Written request
Extract the lines that hold the string "type".

[Start Raw data]

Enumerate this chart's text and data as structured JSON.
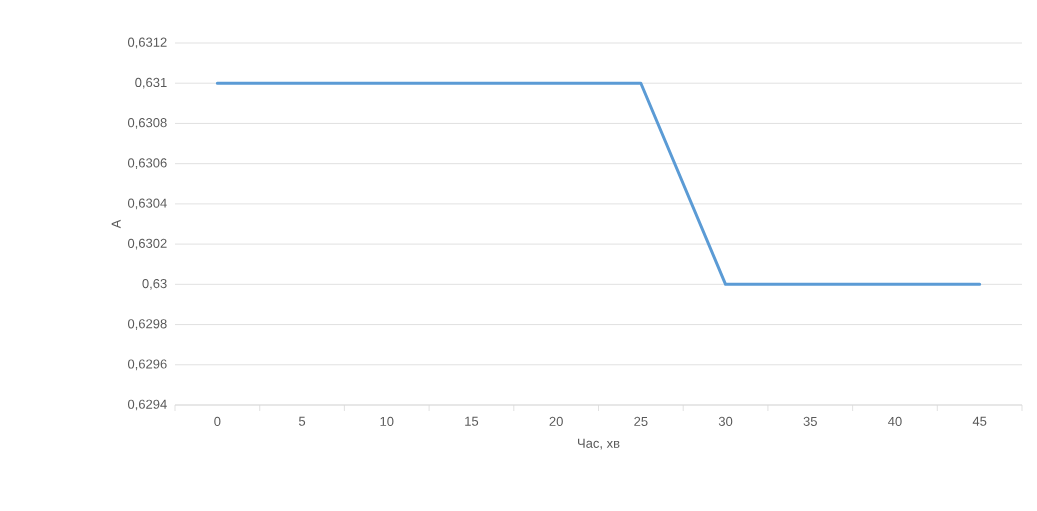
{
  "chart_data": {
    "type": "line",
    "xlabel": "Час, хв",
    "ylabel": "A",
    "categories": [
      "0",
      "5",
      "10",
      "15",
      "20",
      "25",
      "30",
      "35",
      "40",
      "45"
    ],
    "series": [
      {
        "color": "#5b9bd5",
        "values": [
          0.631,
          0.631,
          0.631,
          0.631,
          0.631,
          0.631,
          0.63,
          0.63,
          0.63,
          0.63
        ]
      }
    ],
    "ylim": [
      0.6294,
      0.6312
    ],
    "yticks": [
      {
        "value": 0.6294,
        "label": "0,6294"
      },
      {
        "value": 0.6296,
        "label": "0,6296"
      },
      {
        "value": 0.6298,
        "label": "0,6298"
      },
      {
        "value": 0.63,
        "label": "0,63"
      },
      {
        "value": 0.6302,
        "label": "0,6302"
      },
      {
        "value": 0.6304,
        "label": "0,6304"
      },
      {
        "value": 0.6306,
        "label": "0,6306"
      },
      {
        "value": 0.6308,
        "label": "0,6308"
      },
      {
        "value": 0.631,
        "label": "0,631"
      },
      {
        "value": 0.6312,
        "label": "0,6312"
      }
    ],
    "grid": "y"
  }
}
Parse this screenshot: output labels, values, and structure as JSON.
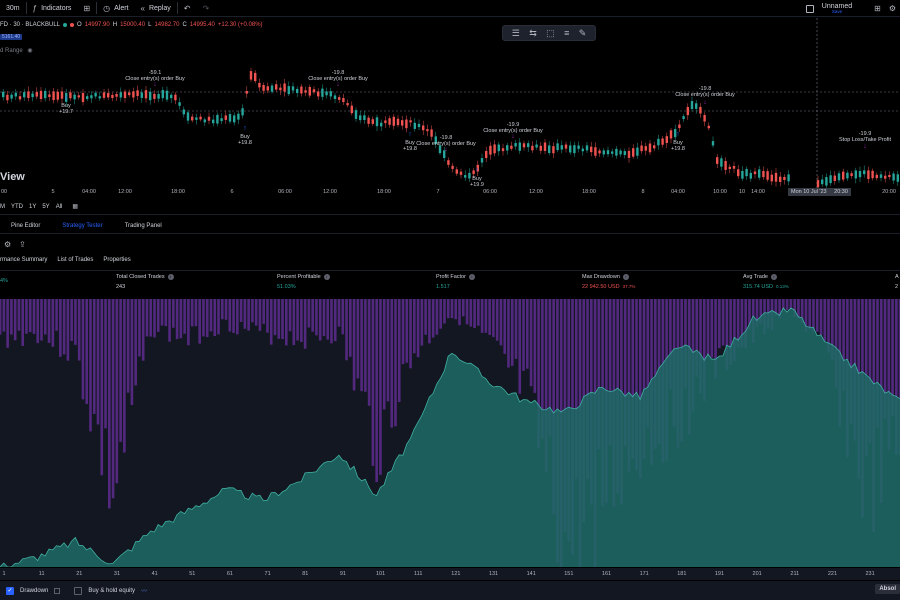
{
  "toolbar": {
    "interval": "30m",
    "indicators": "Indicators",
    "alert": "Alert",
    "replay": "Replay",
    "layout_name": "Unnamed",
    "layout_sub": "Save"
  },
  "legend": {
    "symbol": "FD · 30 · BLACKBULL",
    "o": "O",
    "o_val": "14997.90",
    "h": "H",
    "h_val": "15000.40",
    "l": "L",
    "l_val": "14982.70",
    "c": "C",
    "c_val": "14995.40",
    "change": "+12.30 (+0.08%)",
    "badge": "5161.40",
    "range": "d Range"
  },
  "watermark": "View",
  "annotations": [
    {
      "text": "-59.1",
      "x": 155,
      "y": 56
    },
    {
      "text": "Close entry(s) order Buy",
      "x": 155,
      "y": 62
    },
    {
      "text": "Buy",
      "x": 66,
      "y": 89
    },
    {
      "text": "+19.7",
      "x": 66,
      "y": 95
    },
    {
      "text": "-19.8",
      "x": 338,
      "y": 56
    },
    {
      "text": "Close entry(s) order Buy",
      "x": 338,
      "y": 62
    },
    {
      "text": "Buy",
      "x": 245,
      "y": 120
    },
    {
      "text": "+19.8",
      "x": 245,
      "y": 126
    },
    {
      "text": "-19.9",
      "x": 513,
      "y": 108
    },
    {
      "text": "Close entry(s) order Buy",
      "x": 513,
      "y": 114
    },
    {
      "text": "-19.8",
      "x": 446,
      "y": 121
    },
    {
      "text": "Close entry(s) order Buy",
      "x": 446,
      "y": 127
    },
    {
      "text": "Buy",
      "x": 410,
      "y": 126
    },
    {
      "text": "+19.8",
      "x": 410,
      "y": 132
    },
    {
      "text": "Buy",
      "x": 477,
      "y": 162
    },
    {
      "text": "+19.9",
      "x": 477,
      "y": 168
    },
    {
      "text": "-19.8",
      "x": 705,
      "y": 72
    },
    {
      "text": "Close entry(s) order Buy",
      "x": 705,
      "y": 78
    },
    {
      "text": "Buy",
      "x": 678,
      "y": 126
    },
    {
      "text": "+19.8",
      "x": 678,
      "y": 132
    },
    {
      "text": "-19.9",
      "x": 865,
      "y": 117
    },
    {
      "text": "Stop Loss/Take Profit",
      "x": 865,
      "y": 123
    }
  ],
  "price_axis": [
    {
      "label": "00",
      "x": 4
    },
    {
      "label": "5",
      "x": 53
    },
    {
      "label": "04:00",
      "x": 89
    },
    {
      "label": "12:00",
      "x": 125
    },
    {
      "label": "18:00",
      "x": 178
    },
    {
      "label": "6",
      "x": 232
    },
    {
      "label": "06:00",
      "x": 285
    },
    {
      "label": "12:00",
      "x": 330
    },
    {
      "label": "18:00",
      "x": 384
    },
    {
      "label": "7",
      "x": 438
    },
    {
      "label": "06:00",
      "x": 490
    },
    {
      "label": "12:00",
      "x": 536
    },
    {
      "label": "18:00",
      "x": 589
    },
    {
      "label": "8",
      "x": 643
    },
    {
      "label": "04:00",
      "x": 678
    },
    {
      "label": "10:00",
      "x": 720
    },
    {
      "label": "10",
      "x": 742
    },
    {
      "label": "14:00",
      "x": 758
    },
    {
      "label": "1",
      "x": 848
    },
    {
      "label": "20:00",
      "x": 889
    }
  ],
  "date_tag": "Mon 10 Jul '23",
  "time_tag": "20:30",
  "periods": [
    "M",
    "YTD",
    "1Y",
    "5Y",
    "All"
  ],
  "panel_tabs": [
    "Pine Editor",
    "Strategy Tester",
    "Trading Panel"
  ],
  "sub_tabs": [
    "rmance Summary",
    "List of Trades",
    "Properties"
  ],
  "stats": [
    {
      "label": "",
      "value": "4%",
      "value_color": "green",
      "x": 0
    },
    {
      "label": "Total Closed Trades",
      "value": "243",
      "value_color": "",
      "x": 116
    },
    {
      "label": "Percent Profitable",
      "value": "51.03%",
      "value_color": "green",
      "x": 277
    },
    {
      "label": "Profit Factor",
      "value": "1.517",
      "value_color": "green",
      "x": 436
    },
    {
      "label": "Max Drawdown",
      "value": "22 942.50 USD",
      "extra": "37.7%",
      "value_color": "red",
      "x": 582
    },
    {
      "label": "Avg Trade",
      "value": "315.74 USD",
      "extra": "0.13%",
      "value_color": "green",
      "x": 743
    },
    {
      "label": "A",
      "value": "2",
      "value_color": "",
      "x": 895
    }
  ],
  "equity_axis": [
    "1",
    "11",
    "21",
    "31",
    "41",
    "51",
    "61",
    "71",
    "81",
    "91",
    "101",
    "111",
    "121",
    "131",
    "141",
    "151",
    "161",
    "171",
    "181",
    "191",
    "201",
    "211",
    "221",
    "231"
  ],
  "bottom": {
    "drawdown": "Drawdown",
    "buyhold": "Buy & hold equity",
    "absolute": "Absol"
  },
  "chart_data": {
    "type": "area",
    "title": "",
    "xlabel": "",
    "ylabel": "",
    "x": [
      1,
      11,
      21,
      31,
      41,
      51,
      61,
      71,
      81,
      91,
      101,
      111,
      121,
      131,
      141,
      151,
      161,
      171,
      181,
      191,
      201,
      211,
      221,
      231,
      240
    ],
    "series": [
      {
        "name": "",
        "type": "area",
        "values": [
          0,
          10,
          25,
          3,
          35,
          55,
          75,
          65,
          85,
          110,
          70,
          130,
          210,
          180,
          160,
          150,
          175,
          165,
          215,
          200,
          240,
          250,
          215,
          185,
          160
        ],
        "ylim": [
          0,
          260
        ]
      },
      {
        "name": "",
        "type": "bar",
        "values": [
          40,
          35,
          55,
          200,
          30,
          40,
          25,
          35,
          40,
          35,
          150,
          55,
          15,
          45,
          100,
          260,
          200,
          150,
          120,
          70,
          40,
          10,
          60,
          200,
          150
        ],
        "ylim": [
          0,
          270
        ]
      }
    ],
    "colors": {
      "equity": "#1f6b66",
      "equity_line": "#3fb0a0",
      "drawdown": "#5b2a8a",
      "buyhold": "#3a4a8a"
    }
  }
}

[End Raw data]

Correct output
    "type": "line",
    "type": "area",
        "type": "area",
        "type": "bar",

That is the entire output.